**What is expected**
Please repeat the records word for word, starting at their first line and stopping after the line that contains "2212, 1540, 2282]".
----- Extracted data -----
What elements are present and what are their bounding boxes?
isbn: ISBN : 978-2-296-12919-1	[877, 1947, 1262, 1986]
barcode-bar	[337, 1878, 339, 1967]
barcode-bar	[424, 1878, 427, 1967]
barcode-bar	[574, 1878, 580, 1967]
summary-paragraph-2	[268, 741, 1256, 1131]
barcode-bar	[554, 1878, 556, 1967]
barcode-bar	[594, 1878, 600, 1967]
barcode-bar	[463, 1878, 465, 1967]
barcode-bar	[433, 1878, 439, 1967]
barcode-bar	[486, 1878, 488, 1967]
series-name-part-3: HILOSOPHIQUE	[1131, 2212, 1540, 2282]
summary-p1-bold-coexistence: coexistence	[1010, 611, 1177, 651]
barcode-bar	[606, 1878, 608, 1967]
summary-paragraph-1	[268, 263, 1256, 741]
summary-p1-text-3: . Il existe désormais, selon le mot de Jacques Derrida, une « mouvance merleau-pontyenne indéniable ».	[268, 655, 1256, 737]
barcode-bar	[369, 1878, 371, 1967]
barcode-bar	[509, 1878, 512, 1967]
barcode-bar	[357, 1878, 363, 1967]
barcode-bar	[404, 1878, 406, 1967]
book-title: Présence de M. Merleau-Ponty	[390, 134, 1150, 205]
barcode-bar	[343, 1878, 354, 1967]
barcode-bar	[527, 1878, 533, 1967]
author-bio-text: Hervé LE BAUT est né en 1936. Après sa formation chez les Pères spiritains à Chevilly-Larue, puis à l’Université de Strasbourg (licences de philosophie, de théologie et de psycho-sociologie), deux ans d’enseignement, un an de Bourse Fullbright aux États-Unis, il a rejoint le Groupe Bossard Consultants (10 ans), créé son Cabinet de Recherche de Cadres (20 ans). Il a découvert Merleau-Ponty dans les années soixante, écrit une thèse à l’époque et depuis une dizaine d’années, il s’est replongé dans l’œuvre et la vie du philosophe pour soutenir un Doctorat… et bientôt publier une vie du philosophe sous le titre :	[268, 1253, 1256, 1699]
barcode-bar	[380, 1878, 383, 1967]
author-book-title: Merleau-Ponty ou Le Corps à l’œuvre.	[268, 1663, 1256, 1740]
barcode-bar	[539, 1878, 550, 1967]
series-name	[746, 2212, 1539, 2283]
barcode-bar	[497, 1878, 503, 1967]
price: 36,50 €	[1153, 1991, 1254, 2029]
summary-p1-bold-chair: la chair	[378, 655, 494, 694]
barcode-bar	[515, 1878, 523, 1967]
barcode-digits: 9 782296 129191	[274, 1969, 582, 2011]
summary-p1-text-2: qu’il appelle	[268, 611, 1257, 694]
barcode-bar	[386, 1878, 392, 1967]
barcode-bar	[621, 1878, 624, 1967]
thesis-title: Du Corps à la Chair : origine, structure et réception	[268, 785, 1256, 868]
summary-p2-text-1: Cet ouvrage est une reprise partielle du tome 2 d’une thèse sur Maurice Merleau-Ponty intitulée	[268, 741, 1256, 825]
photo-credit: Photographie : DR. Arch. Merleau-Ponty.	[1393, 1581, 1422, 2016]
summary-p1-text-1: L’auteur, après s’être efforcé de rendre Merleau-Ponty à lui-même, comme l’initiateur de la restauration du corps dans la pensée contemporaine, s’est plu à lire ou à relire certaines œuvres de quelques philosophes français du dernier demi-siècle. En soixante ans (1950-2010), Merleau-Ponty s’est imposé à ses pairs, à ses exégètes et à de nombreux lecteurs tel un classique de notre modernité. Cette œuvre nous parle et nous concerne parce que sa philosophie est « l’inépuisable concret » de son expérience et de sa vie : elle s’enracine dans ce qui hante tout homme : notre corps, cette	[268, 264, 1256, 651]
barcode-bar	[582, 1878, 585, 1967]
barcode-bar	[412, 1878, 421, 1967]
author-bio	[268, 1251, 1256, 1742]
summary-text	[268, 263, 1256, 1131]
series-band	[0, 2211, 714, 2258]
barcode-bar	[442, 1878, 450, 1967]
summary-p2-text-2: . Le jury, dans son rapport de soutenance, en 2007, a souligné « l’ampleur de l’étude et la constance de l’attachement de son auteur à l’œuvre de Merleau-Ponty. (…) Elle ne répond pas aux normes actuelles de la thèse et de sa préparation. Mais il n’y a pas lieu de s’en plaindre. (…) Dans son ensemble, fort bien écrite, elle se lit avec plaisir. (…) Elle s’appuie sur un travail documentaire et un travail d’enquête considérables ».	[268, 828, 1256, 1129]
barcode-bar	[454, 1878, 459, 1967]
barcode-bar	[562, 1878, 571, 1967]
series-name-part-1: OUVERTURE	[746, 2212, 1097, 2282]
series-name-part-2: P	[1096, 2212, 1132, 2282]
-----
**Solution to the exercise**
What elements are present and what are their bounding boxes?
isbn: ISBN : 978-2-296-12919-1	[877, 1947, 1262, 1986]
barcode-bar	[337, 1878, 339, 1967]
barcode-bar	[424, 1878, 427, 1967]
barcode-bar	[574, 1878, 580, 1967]
summary-paragraph-2	[268, 741, 1256, 1131]
barcode-bar	[554, 1878, 556, 1967]
barcode-bar	[594, 1878, 600, 1967]
barcode-bar	[463, 1878, 465, 1967]
barcode-bar	[433, 1878, 439, 1967]
barcode-bar	[486, 1878, 488, 1967]
series-name-part-3: HILOSOPHIQUE	[1131, 2212, 1540, 2282]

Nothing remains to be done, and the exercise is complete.